# Set task
Reproduce verbatim the part of the data that opens with its first line and closes with the line containing "annotation-set-upload-limit: 设置上传限速 bbox=[1273, 115, 1381, 141]", keeping both of those lines.

# Data listing
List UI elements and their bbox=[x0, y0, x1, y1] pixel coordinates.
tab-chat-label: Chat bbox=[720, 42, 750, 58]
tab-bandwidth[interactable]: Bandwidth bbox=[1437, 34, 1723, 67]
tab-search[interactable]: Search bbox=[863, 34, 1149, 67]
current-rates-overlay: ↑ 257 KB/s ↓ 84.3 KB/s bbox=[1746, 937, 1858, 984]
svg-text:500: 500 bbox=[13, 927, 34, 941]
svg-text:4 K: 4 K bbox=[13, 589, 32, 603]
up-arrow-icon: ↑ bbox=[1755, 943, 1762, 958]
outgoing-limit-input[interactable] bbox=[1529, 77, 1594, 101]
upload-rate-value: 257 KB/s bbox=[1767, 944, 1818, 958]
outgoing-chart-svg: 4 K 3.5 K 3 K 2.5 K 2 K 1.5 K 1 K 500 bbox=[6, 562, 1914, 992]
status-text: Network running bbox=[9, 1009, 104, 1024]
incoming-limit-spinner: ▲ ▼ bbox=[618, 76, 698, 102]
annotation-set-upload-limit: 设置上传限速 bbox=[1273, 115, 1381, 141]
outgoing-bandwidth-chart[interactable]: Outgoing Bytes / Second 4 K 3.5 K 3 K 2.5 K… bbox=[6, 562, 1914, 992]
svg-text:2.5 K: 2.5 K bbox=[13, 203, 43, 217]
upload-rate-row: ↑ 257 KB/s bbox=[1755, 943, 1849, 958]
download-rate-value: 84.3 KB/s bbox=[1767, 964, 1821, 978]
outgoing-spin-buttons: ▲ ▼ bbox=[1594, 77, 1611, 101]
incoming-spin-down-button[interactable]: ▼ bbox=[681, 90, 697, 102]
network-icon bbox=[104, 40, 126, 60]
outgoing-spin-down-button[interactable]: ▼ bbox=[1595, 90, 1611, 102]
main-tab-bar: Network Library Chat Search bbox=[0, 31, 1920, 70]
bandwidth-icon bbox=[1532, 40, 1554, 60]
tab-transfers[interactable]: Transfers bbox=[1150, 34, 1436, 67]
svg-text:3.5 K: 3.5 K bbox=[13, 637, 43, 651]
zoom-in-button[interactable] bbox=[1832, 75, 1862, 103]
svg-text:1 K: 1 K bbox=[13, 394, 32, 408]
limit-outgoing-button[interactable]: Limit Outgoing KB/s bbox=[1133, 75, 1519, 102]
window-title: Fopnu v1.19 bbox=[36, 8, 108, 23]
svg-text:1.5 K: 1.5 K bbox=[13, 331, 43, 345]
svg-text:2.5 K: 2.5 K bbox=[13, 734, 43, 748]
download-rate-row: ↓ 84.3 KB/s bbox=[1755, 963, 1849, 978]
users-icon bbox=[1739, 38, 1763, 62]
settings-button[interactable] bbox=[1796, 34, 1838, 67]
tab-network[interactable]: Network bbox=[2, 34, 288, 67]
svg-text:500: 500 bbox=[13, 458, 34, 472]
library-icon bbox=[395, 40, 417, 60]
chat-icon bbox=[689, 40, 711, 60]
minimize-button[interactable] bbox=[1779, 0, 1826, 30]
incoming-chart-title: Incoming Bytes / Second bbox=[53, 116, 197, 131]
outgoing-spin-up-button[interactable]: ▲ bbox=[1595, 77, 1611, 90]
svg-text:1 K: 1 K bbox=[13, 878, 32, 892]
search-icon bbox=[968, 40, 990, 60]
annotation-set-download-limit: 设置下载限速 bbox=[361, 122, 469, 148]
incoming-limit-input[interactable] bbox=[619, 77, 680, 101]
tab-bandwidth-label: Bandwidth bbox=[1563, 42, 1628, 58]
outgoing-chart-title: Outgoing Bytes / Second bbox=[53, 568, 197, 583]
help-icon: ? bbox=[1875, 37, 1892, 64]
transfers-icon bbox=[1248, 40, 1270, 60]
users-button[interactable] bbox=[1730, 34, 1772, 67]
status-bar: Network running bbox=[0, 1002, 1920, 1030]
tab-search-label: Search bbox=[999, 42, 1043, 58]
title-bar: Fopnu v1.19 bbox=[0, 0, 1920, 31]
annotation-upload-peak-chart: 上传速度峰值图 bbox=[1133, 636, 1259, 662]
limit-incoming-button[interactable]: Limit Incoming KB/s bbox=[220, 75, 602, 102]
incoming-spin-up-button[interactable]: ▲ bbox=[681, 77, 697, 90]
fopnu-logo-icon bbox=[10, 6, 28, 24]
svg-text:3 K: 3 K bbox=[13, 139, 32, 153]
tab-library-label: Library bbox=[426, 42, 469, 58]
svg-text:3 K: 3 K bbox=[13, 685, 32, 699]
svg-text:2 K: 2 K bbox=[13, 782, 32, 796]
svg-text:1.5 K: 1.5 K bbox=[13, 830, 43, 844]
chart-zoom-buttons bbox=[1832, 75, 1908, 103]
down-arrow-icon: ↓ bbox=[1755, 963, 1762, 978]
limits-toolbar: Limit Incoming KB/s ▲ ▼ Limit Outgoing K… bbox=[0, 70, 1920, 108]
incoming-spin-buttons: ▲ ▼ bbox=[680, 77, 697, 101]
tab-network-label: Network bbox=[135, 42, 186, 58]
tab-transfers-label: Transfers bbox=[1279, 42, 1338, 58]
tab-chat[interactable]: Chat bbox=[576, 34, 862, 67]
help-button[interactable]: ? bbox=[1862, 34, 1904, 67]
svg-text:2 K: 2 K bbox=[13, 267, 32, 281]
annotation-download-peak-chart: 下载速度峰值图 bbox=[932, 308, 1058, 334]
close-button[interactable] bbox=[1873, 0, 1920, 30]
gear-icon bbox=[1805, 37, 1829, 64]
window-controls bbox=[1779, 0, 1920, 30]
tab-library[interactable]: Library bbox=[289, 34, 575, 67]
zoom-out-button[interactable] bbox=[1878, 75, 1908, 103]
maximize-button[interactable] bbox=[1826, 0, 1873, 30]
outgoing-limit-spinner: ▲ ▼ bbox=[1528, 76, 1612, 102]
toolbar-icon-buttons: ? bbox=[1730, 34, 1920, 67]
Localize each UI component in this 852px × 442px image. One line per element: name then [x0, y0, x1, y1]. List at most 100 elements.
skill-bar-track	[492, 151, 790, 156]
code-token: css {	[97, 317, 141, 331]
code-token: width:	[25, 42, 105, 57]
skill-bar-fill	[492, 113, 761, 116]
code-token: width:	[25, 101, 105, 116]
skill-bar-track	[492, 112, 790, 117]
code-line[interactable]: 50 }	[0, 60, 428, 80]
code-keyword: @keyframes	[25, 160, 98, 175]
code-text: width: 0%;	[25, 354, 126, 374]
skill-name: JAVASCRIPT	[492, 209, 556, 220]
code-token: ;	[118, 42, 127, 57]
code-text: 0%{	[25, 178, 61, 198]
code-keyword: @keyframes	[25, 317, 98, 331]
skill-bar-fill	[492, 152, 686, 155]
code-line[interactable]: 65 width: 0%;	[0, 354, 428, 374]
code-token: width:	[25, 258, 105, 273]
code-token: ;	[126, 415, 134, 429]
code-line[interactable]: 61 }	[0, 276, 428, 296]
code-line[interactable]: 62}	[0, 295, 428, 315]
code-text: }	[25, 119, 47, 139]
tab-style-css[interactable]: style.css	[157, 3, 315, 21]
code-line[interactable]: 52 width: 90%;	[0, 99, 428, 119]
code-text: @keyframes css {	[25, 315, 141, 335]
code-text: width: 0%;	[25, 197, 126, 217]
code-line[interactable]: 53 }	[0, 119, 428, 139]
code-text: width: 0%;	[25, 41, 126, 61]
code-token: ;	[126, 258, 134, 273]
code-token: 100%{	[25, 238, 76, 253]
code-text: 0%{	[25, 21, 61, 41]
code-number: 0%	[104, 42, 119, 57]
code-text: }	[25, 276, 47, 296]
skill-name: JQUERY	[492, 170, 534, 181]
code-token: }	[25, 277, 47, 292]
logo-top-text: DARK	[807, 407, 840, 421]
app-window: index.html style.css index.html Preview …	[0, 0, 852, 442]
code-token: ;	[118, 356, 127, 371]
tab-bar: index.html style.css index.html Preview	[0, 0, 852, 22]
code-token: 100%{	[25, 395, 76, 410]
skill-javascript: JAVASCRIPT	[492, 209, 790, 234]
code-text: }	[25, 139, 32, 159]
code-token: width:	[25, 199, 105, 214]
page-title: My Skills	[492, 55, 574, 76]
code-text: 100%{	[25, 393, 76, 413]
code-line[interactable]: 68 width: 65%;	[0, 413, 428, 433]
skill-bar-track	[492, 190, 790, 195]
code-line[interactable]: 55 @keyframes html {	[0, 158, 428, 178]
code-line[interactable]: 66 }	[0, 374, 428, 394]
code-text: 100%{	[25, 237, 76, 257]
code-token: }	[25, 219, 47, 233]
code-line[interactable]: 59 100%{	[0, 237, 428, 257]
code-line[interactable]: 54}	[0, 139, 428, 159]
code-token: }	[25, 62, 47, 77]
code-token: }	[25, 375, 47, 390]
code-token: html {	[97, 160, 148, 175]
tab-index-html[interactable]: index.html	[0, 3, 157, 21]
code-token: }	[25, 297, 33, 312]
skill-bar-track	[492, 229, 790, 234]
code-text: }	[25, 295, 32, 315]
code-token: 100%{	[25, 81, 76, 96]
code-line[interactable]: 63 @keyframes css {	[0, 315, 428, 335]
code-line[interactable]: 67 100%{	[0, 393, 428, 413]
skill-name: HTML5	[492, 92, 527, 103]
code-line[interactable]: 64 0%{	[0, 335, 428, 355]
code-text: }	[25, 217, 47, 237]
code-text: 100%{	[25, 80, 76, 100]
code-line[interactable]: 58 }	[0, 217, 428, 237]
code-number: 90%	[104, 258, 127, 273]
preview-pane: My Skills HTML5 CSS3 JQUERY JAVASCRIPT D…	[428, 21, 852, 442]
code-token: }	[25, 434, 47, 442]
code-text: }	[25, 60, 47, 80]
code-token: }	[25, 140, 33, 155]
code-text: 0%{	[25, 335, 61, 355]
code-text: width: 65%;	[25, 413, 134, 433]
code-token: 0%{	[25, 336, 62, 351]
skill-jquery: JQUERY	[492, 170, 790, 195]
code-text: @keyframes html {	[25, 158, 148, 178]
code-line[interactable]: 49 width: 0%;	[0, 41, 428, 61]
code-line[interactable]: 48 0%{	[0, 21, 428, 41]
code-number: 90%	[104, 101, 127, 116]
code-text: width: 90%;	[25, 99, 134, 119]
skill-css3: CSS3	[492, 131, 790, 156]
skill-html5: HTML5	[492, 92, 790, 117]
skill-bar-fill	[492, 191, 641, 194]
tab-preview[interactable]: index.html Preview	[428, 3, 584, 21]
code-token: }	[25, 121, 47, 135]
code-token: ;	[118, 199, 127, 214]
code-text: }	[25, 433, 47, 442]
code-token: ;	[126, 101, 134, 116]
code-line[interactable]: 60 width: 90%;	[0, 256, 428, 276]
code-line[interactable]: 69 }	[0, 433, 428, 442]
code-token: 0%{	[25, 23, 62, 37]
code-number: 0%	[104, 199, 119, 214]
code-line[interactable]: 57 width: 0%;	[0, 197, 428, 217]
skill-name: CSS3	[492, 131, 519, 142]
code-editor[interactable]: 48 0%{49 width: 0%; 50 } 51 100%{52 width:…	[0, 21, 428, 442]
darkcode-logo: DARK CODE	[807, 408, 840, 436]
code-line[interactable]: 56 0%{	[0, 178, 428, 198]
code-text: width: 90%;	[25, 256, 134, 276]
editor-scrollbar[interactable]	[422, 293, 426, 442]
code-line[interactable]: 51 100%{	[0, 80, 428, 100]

# Task output
List UI elements and their bbox=[x0, y0, x1, y1] pixel coordinates.
tab-chat-label: Chat bbox=[720, 42, 750, 58]
tab-bandwidth[interactable]: Bandwidth bbox=[1437, 34, 1723, 67]
tab-search[interactable]: Search bbox=[863, 34, 1149, 67]
current-rates-overlay: ↑ 257 KB/s ↓ 84.3 KB/s bbox=[1746, 937, 1858, 984]
svg-text:500: 500 bbox=[13, 927, 34, 941]
svg-text:4 K: 4 K bbox=[13, 589, 32, 603]
up-arrow-icon: ↑ bbox=[1755, 943, 1762, 958]
outgoing-limit-input[interactable] bbox=[1529, 77, 1594, 101]
upload-rate-value: 257 KB/s bbox=[1767, 944, 1818, 958]
outgoing-chart-svg: 4 K 3.5 K 3 K 2.5 K 2 K 1.5 K 1 K 500 bbox=[6, 562, 1914, 992]
status-text: Network running bbox=[9, 1009, 104, 1024]
incoming-limit-spinner: ▲ ▼ bbox=[618, 76, 698, 102]
annotation-set-upload-limit: 设置上传限速 bbox=[1273, 115, 1381, 141]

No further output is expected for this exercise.